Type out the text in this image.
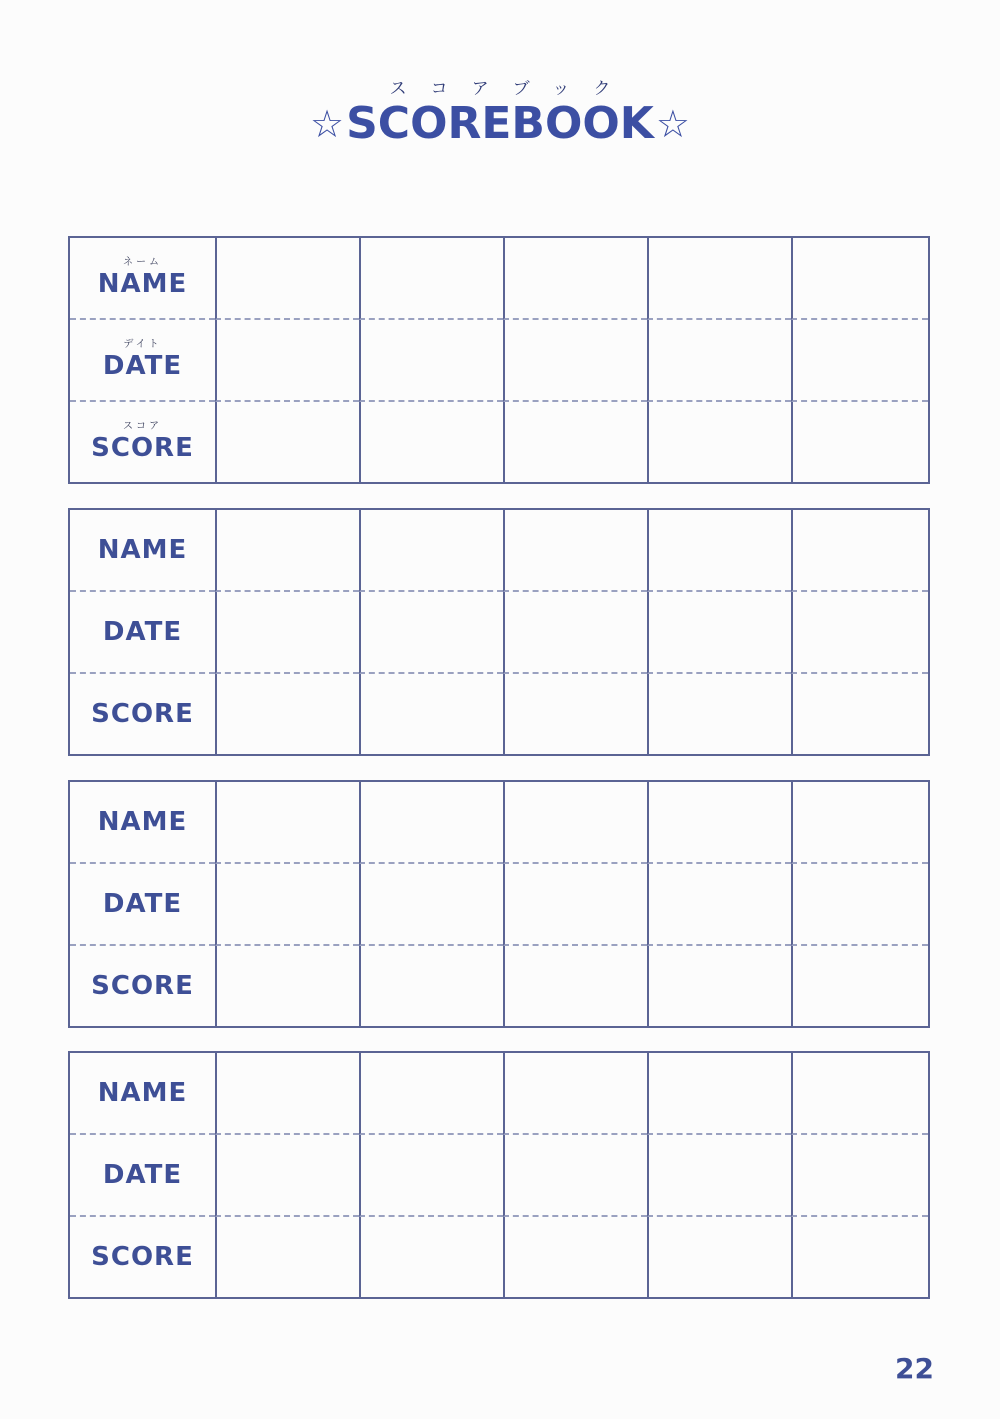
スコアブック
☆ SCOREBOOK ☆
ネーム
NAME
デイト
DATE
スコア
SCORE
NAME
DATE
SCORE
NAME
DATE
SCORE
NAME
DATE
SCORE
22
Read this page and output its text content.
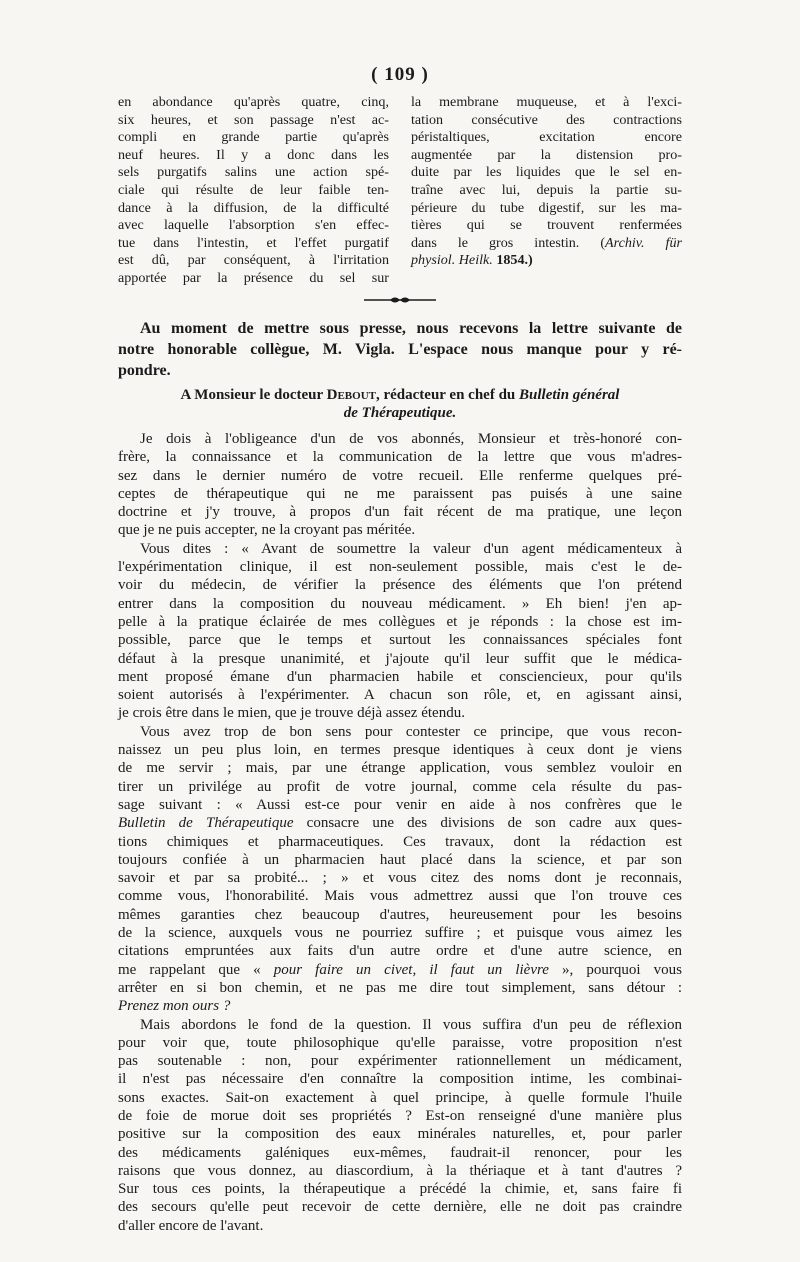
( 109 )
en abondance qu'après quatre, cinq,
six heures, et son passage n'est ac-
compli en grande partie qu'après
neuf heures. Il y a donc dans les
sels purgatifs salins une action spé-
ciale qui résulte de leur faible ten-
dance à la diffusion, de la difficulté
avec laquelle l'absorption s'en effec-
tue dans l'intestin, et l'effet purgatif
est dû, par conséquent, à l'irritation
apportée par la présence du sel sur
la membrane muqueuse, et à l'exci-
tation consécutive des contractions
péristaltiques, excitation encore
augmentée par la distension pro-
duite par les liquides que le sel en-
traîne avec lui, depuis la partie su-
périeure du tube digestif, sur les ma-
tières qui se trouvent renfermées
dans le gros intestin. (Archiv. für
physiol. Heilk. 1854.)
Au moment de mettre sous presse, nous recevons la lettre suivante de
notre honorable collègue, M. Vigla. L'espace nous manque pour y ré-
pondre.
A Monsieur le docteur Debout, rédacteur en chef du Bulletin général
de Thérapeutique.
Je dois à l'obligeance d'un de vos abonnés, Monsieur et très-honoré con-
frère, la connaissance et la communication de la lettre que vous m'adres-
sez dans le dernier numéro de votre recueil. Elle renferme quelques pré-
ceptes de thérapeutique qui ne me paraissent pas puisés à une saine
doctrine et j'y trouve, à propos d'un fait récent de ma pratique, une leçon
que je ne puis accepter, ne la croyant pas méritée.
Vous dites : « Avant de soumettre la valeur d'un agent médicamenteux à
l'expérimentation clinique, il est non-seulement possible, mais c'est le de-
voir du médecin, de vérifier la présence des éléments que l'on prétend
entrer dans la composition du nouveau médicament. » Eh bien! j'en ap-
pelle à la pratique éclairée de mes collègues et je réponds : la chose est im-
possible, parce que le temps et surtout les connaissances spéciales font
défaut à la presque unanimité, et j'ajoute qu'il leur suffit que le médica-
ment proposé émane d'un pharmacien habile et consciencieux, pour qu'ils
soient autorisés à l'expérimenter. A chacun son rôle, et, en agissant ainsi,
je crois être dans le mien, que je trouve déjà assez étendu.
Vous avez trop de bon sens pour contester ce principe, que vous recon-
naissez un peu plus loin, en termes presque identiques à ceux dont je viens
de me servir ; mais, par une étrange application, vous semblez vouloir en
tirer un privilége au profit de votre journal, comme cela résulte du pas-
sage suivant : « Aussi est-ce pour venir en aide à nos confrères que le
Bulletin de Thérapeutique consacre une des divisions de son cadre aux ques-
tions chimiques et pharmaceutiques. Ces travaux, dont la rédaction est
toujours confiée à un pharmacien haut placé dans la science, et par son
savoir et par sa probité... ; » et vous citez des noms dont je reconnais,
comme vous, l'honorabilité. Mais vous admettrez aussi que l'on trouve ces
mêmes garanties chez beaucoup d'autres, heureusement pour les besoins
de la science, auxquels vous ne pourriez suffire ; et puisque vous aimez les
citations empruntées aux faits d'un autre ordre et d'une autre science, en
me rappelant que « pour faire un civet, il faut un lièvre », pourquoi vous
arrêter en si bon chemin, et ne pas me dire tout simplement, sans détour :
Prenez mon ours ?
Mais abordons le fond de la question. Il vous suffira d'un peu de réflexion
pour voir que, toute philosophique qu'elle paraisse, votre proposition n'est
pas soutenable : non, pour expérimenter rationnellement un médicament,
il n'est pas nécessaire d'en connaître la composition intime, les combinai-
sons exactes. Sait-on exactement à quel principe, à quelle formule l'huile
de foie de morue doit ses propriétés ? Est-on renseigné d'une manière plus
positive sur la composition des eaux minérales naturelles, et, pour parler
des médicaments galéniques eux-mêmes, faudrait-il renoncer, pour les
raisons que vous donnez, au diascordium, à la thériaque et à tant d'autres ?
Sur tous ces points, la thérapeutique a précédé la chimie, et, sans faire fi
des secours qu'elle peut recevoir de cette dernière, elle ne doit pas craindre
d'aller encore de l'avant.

**SET PROBLEM**
In the records above, collect each line with "possible".

**SOLUTION BELOW**
l'expérimentation clinique, il est non-seulement possible, mais c'est le de-
possible, parce que le temps et surtout les connaissances spéciales font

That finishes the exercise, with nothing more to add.